Recorded data

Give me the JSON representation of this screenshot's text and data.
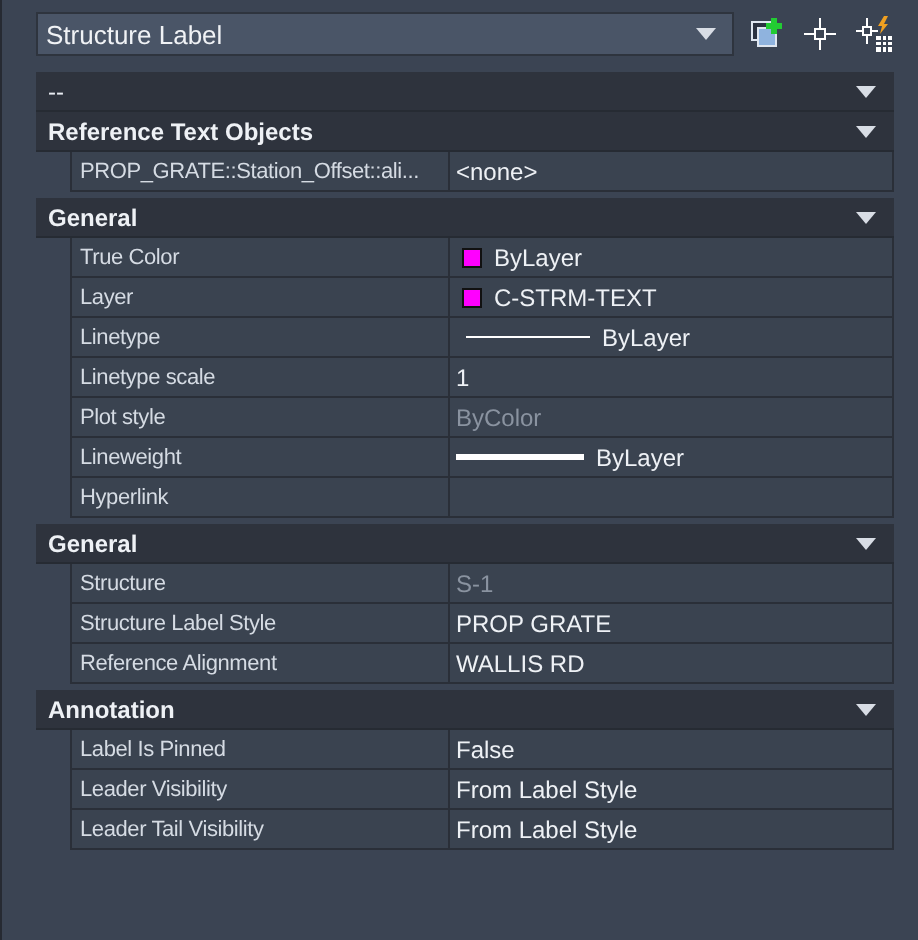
{
  "object_selector": {
    "value": "Structure Label"
  },
  "filter_row": {
    "label": "--"
  },
  "sections": [
    {
      "title": "Reference Text Objects",
      "expanded": true,
      "rows": [
        {
          "name": "PROP_GRATE::Station_Offset::ali...",
          "kind": "text",
          "value": "<none>"
        }
      ]
    },
    {
      "title": "General",
      "expanded": true,
      "rows": [
        {
          "name": "True Color",
          "kind": "color",
          "color": "#ff00ff",
          "value": "ByLayer"
        },
        {
          "name": "Layer",
          "kind": "color",
          "color": "#ff00ff",
          "value": "C-STRM-TEXT"
        },
        {
          "name": "Linetype",
          "kind": "line",
          "value": "ByLayer"
        },
        {
          "name": "Linetype scale",
          "kind": "text",
          "value": "1"
        },
        {
          "name": "Plot style",
          "kind": "text",
          "value": "ByColor",
          "disabled": true
        },
        {
          "name": "Lineweight",
          "kind": "heavy-line",
          "value": "ByLayer"
        },
        {
          "name": "Hyperlink",
          "kind": "empty"
        }
      ]
    },
    {
      "title": "General",
      "expanded": true,
      "rows": [
        {
          "name": "Structure",
          "kind": "text",
          "value": "S-1",
          "disabled": true
        },
        {
          "name": "Structure Label Style",
          "kind": "text",
          "value": "PROP GRATE"
        },
        {
          "name": "Reference Alignment",
          "kind": "text",
          "value": "WALLIS RD"
        }
      ]
    },
    {
      "title": "Annotation",
      "expanded": true,
      "rows": [
        {
          "name": "Label Is Pinned",
          "kind": "text",
          "value": "False"
        },
        {
          "name": "Leader Visibility",
          "kind": "text",
          "value": "From Label Style"
        },
        {
          "name": "Leader Tail Visibility",
          "kind": "text",
          "value": "From Label Style"
        }
      ]
    }
  ]
}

• **Direction**
Copy out each line exactly, without the pictures.

• **Written answer**
Give me the JSON representation of this screenshot's text and data.
{
  "object_selector": {
    "value": "Structure Label"
  },
  "filter_row": {
    "label": "--"
  },
  "sections": [
    {
      "title": "Reference Text Objects",
      "expanded": true,
      "rows": [
        {
          "name": "PROP_GRATE::Station_Offset::ali...",
          "kind": "text",
          "value": "<none>"
        }
      ]
    },
    {
      "title": "General",
      "expanded": true,
      "rows": [
        {
          "name": "True Color",
          "kind": "color",
          "color": "#ff00ff",
          "value": "ByLayer"
        },
        {
          "name": "Layer",
          "kind": "color",
          "color": "#ff00ff",
          "value": "C-STRM-TEXT"
        },
        {
          "name": "Linetype",
          "kind": "line",
          "value": "ByLayer"
        },
        {
          "name": "Linetype scale",
          "kind": "text",
          "value": "1"
        },
        {
          "name": "Plot style",
          "kind": "text",
          "value": "ByColor",
          "disabled": true
        },
        {
          "name": "Lineweight",
          "kind": "heavy-line",
          "value": "ByLayer"
        },
        {
          "name": "Hyperlink",
          "kind": "empty"
        }
      ]
    },
    {
      "title": "General",
      "expanded": true,
      "rows": [
        {
          "name": "Structure",
          "kind": "text",
          "value": "S-1",
          "disabled": true
        },
        {
          "name": "Structure Label Style",
          "kind": "text",
          "value": "PROP GRATE"
        },
        {
          "name": "Reference Alignment",
          "kind": "text",
          "value": "WALLIS RD"
        }
      ]
    },
    {
      "title": "Annotation",
      "expanded": true,
      "rows": [
        {
          "name": "Label Is Pinned",
          "kind": "text",
          "value": "False"
        },
        {
          "name": "Leader Visibility",
          "kind": "text",
          "value": "From Label Style"
        },
        {
          "name": "Leader Tail Visibility",
          "kind": "text",
          "value": "From Label Style"
        }
      ]
    }
  ]
}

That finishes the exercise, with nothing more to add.